== Request ==
Gather each line containing the string "Conjuntos" from these entries.

Start of Data rows

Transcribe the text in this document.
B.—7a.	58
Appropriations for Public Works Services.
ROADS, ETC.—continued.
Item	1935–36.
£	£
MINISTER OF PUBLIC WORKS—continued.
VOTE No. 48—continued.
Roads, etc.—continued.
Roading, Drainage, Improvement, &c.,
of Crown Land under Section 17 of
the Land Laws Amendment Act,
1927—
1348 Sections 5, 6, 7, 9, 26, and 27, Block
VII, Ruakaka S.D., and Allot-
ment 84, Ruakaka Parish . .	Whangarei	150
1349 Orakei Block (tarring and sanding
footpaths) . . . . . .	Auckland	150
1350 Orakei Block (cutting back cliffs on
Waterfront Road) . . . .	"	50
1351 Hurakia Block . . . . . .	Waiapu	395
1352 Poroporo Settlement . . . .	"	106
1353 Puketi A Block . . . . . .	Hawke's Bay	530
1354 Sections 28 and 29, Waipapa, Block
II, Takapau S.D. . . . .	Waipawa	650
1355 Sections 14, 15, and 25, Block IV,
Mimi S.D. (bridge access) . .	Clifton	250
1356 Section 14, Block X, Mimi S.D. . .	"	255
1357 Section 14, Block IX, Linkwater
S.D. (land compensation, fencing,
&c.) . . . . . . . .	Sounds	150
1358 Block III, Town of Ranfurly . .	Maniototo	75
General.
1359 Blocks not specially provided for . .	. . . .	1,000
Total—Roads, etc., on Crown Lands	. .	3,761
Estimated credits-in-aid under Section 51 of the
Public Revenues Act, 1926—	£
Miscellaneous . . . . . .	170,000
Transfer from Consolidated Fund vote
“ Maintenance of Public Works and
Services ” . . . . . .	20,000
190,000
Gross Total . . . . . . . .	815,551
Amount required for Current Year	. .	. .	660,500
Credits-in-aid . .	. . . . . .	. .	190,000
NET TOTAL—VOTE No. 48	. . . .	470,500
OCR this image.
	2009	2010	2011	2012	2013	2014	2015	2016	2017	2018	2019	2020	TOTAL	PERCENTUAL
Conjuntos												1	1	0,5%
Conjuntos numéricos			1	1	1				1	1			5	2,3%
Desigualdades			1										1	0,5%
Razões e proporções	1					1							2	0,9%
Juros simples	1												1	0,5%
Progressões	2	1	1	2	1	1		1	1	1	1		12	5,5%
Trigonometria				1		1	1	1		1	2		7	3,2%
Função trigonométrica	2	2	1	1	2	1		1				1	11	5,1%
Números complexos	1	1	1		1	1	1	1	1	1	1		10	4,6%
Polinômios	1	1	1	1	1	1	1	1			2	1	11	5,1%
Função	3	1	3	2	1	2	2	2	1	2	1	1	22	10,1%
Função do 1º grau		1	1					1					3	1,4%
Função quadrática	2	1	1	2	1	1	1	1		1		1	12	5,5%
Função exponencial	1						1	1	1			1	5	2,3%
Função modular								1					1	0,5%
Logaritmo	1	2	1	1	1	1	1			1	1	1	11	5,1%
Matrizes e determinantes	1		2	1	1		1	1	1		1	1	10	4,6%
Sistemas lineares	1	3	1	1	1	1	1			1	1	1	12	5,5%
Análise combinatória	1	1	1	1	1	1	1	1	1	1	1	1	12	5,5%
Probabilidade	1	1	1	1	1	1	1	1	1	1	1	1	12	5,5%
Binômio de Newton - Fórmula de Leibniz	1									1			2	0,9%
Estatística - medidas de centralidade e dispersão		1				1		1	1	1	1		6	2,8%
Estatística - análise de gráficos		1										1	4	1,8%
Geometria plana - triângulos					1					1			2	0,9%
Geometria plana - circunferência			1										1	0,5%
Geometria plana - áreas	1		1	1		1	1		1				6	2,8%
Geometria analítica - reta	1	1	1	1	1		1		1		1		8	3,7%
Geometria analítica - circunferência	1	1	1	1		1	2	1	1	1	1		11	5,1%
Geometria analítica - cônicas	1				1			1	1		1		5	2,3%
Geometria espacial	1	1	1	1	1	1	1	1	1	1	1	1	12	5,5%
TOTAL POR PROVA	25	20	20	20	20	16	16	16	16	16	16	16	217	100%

End of Data rows

== Exercise answer ==
Conjuntos												1	1	0,5%
Conjuntos numéricos			1	1	1				1	1			5	2,3%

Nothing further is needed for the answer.